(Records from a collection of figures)

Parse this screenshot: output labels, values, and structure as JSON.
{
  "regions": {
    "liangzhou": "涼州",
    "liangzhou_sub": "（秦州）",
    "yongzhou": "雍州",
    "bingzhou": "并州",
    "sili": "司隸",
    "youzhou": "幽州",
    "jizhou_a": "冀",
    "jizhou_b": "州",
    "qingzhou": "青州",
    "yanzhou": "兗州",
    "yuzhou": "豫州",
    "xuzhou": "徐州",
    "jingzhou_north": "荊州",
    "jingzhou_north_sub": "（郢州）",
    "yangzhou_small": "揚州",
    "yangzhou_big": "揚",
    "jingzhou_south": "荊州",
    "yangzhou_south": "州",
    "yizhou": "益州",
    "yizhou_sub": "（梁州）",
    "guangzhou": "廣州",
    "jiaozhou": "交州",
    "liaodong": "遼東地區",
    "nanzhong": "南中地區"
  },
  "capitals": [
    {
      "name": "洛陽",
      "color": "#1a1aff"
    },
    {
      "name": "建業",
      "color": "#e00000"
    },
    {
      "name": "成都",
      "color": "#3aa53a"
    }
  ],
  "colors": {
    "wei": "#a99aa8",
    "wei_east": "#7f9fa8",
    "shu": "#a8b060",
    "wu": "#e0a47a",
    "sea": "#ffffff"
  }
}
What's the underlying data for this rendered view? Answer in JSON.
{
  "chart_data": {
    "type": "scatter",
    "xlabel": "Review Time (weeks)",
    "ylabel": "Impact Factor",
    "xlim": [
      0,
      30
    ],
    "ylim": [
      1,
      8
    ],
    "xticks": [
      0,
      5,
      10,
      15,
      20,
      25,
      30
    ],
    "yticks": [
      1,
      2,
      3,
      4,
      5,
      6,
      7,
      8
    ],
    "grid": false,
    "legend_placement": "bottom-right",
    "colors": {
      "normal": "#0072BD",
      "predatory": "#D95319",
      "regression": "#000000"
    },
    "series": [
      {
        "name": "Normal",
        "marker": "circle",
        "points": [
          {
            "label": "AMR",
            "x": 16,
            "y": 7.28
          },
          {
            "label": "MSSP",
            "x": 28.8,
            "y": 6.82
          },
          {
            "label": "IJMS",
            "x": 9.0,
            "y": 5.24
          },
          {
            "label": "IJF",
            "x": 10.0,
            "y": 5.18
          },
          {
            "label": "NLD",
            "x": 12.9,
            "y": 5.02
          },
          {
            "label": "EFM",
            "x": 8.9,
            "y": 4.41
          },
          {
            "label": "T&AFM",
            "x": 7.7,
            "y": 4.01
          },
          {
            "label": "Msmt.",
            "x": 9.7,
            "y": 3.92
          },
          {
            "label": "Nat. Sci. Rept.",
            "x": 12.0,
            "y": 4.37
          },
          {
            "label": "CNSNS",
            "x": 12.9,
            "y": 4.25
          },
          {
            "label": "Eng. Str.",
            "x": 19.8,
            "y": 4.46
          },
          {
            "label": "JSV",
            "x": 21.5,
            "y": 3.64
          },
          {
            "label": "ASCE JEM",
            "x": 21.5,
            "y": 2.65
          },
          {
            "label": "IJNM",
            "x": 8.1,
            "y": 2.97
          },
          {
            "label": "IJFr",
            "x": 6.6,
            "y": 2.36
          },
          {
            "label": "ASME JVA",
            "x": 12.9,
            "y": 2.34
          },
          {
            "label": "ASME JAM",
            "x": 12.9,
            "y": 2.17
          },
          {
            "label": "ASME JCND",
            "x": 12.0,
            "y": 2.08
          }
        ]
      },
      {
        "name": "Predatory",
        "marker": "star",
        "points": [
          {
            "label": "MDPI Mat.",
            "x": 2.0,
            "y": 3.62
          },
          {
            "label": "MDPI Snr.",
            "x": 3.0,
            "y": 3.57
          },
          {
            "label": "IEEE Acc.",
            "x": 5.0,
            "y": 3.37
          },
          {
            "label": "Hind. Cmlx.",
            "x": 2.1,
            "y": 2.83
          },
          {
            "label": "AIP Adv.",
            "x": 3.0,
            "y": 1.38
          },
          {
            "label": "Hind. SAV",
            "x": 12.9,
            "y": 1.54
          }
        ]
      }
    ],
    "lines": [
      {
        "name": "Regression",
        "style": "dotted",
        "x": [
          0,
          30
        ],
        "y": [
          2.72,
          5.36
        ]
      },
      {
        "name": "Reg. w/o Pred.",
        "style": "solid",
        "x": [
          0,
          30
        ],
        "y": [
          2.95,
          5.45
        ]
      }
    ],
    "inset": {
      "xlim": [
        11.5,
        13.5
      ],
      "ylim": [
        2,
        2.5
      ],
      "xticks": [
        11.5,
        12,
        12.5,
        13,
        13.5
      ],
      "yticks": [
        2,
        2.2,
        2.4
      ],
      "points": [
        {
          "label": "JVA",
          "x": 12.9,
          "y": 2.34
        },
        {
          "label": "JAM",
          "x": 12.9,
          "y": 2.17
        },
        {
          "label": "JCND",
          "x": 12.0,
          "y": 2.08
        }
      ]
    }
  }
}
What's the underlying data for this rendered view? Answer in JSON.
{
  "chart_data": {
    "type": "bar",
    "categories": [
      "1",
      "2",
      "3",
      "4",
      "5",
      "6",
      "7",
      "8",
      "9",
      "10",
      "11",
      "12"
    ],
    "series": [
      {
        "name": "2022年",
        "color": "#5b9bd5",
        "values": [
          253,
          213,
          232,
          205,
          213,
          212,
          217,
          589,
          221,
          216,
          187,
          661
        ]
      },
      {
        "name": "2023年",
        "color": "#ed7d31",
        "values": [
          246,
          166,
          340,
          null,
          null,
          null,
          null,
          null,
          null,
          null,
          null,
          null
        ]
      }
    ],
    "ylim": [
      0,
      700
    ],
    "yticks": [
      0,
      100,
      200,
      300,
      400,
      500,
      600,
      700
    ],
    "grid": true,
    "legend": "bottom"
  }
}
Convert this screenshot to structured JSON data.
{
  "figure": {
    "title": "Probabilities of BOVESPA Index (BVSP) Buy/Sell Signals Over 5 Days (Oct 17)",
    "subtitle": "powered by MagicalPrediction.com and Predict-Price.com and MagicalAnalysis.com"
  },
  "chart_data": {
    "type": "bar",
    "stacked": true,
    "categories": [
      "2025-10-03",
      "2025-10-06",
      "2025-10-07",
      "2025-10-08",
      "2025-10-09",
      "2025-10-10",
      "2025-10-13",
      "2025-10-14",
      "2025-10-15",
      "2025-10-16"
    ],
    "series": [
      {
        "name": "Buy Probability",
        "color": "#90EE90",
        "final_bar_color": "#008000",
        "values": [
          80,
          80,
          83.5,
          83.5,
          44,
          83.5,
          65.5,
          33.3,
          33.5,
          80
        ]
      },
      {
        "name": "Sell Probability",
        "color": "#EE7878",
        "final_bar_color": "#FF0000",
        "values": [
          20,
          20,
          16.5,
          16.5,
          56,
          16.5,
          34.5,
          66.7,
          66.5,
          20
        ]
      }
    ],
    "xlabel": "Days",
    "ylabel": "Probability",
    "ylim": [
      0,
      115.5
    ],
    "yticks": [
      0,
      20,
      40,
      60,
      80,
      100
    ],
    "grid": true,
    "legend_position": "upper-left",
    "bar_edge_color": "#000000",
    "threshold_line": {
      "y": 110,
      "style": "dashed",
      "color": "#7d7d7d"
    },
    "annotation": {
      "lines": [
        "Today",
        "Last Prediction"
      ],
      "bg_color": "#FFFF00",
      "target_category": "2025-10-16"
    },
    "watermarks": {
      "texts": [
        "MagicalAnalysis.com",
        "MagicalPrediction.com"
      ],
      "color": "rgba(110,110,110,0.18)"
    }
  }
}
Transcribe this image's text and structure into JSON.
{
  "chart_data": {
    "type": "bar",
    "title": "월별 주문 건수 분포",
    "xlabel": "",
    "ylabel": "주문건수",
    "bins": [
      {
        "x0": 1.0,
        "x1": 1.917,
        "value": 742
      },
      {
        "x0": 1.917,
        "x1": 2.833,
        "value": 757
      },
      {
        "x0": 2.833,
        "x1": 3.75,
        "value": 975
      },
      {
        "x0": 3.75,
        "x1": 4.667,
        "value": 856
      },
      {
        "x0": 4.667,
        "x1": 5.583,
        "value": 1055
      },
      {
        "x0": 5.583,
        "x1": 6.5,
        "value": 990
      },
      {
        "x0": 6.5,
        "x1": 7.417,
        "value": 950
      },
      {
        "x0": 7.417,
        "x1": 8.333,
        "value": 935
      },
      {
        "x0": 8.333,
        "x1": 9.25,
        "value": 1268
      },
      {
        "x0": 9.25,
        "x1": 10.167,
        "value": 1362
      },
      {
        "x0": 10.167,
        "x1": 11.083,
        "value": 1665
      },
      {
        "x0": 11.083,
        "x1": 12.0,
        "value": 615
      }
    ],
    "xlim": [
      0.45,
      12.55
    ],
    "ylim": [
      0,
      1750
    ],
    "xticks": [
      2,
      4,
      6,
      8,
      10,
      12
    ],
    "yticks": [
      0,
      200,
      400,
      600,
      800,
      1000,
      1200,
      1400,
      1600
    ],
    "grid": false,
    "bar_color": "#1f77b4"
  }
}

■ **WORK TO BE COMPLETED**
Copy all lines from the listing that contain "xlabel".

■ **THE REPLY**
    "xlabel": "Review Time (weeks)",
    "xlabel": "Days",
    "xlabel": "",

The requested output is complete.